What to work on: Gather all lines in the records below that include the word "организация".

* * * *

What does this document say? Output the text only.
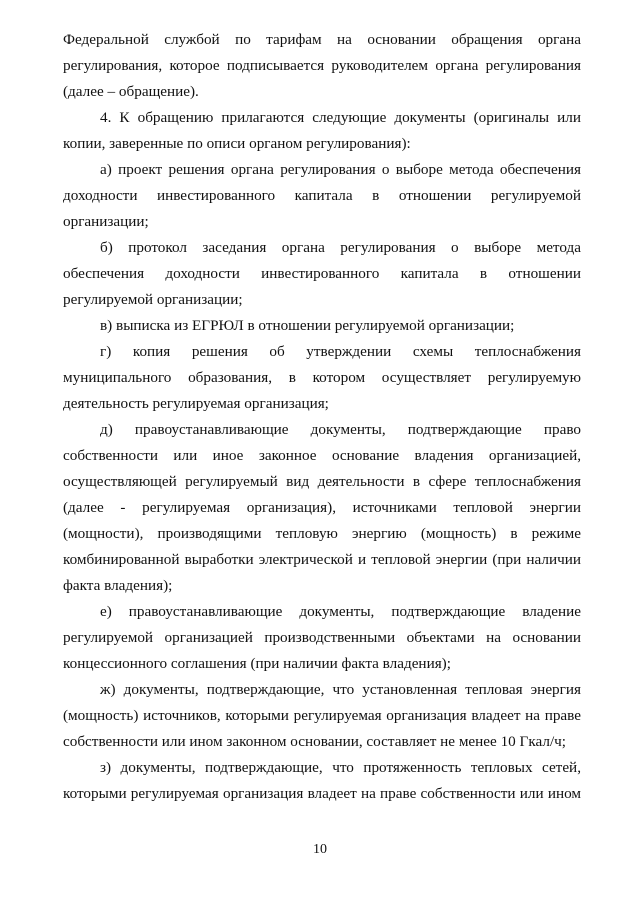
Федеральной службой по тарифам на основании обращения органа
регулирования, которое подписывается руководителем органа регулирования
(далее – обращение).
4. К обращению прилагаются следующие документы (оригиналы или
копии, заверенные по описи органом регулирования):
а) проект решения органа регулирования о выборе метода обеспечения
доходности инвестированного капитала в отношении регулируемой
организации;
б) протокол заседания органа регулирования о выборе метода
обеспечения доходности инвестированного капитала в отношении
регулируемой организации;
в) выписка из ЕГРЮЛ в отношении регулируемой организации;
г) копия решения об утверждении схемы теплоснабжения
муниципального образования, в котором осуществляет регулируемую
деятельность регулируемая организация;
д) правоустанавливающие документы, подтверждающие право
собственности или иное законное основание владения организацией,
осуществляющей регулируемый вид деятельности в сфере теплоснабжения
(далее - регулируемая организация), источниками тепловой энергии
(мощности), производящими тепловую энергию (мощность) в режиме
комбинированной выработки электрической и тепловой энергии (при наличии
факта владения);
е) правоустанавливающие документы, подтверждающие владение
регулируемой организацией производственными объектами на основании
концессионного соглашения (при наличии факта владения);
ж) документы, подтверждающие, что установленная тепловая энергия
(мощность) источников, которыми регулируемая организация владеет на праве
собственности или ином законном основании, составляет не менее 10 Гкал/ч;
з) документы, подтверждающие, что протяженность тепловых сетей,
которыми регулируемая организация владеет на праве собственности или ином
10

* * * *

Full answer:
деятельность регулируемая организация;
(далее - регулируемая организация), источниками тепловой энергии
(мощность) источников, которыми регулируемая организация владеет на праве
которыми регулируемая организация владеет на праве собственности или ином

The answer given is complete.